EXERCISE BRIEF: Copy out each line below that has the word "carat" in it.
+---+
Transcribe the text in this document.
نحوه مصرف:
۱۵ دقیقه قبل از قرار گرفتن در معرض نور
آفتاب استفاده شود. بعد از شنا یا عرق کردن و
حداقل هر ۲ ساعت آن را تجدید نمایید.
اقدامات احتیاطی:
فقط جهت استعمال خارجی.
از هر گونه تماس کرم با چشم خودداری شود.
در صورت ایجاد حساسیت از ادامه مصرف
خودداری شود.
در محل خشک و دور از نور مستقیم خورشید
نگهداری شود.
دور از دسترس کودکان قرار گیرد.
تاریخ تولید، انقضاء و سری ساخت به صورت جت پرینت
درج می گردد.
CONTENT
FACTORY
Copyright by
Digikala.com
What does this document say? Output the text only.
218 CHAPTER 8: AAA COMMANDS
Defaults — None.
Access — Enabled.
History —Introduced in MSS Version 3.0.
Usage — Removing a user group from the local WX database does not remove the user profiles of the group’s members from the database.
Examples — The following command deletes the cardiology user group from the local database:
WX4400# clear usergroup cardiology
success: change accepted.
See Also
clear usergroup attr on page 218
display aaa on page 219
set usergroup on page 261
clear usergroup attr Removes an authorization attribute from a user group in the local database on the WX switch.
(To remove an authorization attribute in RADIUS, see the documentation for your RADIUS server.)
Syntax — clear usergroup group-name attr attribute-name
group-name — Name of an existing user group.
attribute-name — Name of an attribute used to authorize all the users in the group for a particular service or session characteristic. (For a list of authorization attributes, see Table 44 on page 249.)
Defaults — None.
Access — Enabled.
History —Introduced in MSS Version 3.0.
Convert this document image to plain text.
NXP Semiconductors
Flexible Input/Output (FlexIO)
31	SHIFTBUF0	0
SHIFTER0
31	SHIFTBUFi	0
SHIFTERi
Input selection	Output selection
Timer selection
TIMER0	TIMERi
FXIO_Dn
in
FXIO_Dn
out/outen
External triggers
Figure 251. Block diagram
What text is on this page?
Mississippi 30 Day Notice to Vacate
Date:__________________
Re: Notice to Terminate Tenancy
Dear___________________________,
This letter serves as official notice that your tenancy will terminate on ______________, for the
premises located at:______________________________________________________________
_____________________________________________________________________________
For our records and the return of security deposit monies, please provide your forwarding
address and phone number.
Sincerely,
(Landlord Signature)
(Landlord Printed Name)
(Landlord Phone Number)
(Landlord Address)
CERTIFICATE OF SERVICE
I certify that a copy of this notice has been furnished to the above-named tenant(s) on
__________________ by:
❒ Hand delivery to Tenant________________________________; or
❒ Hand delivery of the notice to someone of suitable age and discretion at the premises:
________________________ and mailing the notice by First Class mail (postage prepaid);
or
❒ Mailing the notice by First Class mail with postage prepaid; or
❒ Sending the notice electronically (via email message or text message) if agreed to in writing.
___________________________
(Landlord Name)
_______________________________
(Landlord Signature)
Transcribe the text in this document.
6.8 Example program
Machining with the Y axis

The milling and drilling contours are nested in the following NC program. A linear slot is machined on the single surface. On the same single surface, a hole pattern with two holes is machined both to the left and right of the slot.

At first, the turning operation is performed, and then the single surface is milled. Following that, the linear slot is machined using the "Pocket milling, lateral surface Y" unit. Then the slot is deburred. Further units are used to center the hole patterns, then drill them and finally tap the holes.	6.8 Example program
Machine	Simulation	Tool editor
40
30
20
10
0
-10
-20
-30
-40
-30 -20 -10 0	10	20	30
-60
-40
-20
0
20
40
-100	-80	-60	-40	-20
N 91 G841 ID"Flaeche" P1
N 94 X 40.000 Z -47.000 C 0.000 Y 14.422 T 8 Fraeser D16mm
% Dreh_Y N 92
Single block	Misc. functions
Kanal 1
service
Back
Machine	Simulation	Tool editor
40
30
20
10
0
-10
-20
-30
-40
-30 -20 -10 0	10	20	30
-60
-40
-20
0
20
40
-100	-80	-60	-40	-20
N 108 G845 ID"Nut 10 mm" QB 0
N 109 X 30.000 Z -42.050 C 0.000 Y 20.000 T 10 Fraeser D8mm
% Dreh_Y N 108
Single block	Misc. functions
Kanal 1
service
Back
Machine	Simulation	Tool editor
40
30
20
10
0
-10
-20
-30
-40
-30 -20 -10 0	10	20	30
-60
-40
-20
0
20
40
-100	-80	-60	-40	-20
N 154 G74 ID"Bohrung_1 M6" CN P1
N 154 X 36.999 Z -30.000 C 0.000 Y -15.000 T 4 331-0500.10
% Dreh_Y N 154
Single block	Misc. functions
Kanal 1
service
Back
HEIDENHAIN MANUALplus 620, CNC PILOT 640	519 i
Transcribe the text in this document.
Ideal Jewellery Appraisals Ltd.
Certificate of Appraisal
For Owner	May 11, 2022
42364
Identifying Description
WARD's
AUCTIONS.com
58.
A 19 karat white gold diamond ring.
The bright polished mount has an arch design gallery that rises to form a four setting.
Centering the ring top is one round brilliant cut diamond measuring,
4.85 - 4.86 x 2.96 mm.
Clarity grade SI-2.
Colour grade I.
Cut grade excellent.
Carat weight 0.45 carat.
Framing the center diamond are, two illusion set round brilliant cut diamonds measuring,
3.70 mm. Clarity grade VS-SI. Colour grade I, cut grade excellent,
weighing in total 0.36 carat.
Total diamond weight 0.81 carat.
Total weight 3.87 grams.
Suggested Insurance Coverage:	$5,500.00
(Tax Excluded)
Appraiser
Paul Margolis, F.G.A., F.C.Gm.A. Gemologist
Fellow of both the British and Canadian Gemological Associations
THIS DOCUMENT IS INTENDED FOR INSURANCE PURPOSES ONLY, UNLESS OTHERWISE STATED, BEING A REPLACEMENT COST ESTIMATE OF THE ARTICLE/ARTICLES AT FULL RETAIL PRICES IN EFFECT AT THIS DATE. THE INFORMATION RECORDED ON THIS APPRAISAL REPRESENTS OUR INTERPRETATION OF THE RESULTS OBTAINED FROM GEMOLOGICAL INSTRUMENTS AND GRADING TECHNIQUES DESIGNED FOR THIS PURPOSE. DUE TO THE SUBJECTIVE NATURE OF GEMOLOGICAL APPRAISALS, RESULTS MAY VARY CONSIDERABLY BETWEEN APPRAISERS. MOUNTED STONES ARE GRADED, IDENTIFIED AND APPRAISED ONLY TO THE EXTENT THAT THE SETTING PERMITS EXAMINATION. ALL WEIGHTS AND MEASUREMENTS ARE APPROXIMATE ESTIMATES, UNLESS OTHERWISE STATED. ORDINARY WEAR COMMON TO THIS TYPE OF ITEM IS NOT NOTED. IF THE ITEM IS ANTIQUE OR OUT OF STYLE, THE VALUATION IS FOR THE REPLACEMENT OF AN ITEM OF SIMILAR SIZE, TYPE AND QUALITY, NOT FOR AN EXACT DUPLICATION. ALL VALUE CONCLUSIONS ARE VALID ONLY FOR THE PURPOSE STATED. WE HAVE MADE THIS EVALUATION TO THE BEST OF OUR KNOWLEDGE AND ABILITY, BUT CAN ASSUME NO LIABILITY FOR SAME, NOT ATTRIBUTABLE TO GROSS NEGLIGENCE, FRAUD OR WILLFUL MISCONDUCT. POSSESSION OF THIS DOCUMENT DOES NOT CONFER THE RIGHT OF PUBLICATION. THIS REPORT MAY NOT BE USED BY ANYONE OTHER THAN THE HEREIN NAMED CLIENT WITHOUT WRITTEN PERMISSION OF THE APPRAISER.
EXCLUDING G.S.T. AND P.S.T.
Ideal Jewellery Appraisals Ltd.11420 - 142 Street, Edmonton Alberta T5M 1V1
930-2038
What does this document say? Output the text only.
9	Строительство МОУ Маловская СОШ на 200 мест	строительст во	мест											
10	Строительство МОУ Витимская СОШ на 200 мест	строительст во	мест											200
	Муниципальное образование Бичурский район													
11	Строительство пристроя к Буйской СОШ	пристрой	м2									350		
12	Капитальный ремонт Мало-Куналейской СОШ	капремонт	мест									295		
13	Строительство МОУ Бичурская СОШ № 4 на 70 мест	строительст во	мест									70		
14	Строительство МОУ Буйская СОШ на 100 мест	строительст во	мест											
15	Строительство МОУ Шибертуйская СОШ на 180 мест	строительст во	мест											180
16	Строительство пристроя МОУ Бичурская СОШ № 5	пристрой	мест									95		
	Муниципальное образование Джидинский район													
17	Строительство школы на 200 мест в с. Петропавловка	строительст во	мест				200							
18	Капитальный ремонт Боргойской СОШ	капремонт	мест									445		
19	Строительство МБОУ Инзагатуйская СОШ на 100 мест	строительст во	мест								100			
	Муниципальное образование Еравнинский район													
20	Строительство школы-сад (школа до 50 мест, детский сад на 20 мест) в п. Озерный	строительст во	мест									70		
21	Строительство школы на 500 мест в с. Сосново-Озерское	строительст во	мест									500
+---+
TASK OUTPUT:
Carat weight 0.45 carat.
weighing in total 0.36 carat.
Total diamond weight 0.81 carat.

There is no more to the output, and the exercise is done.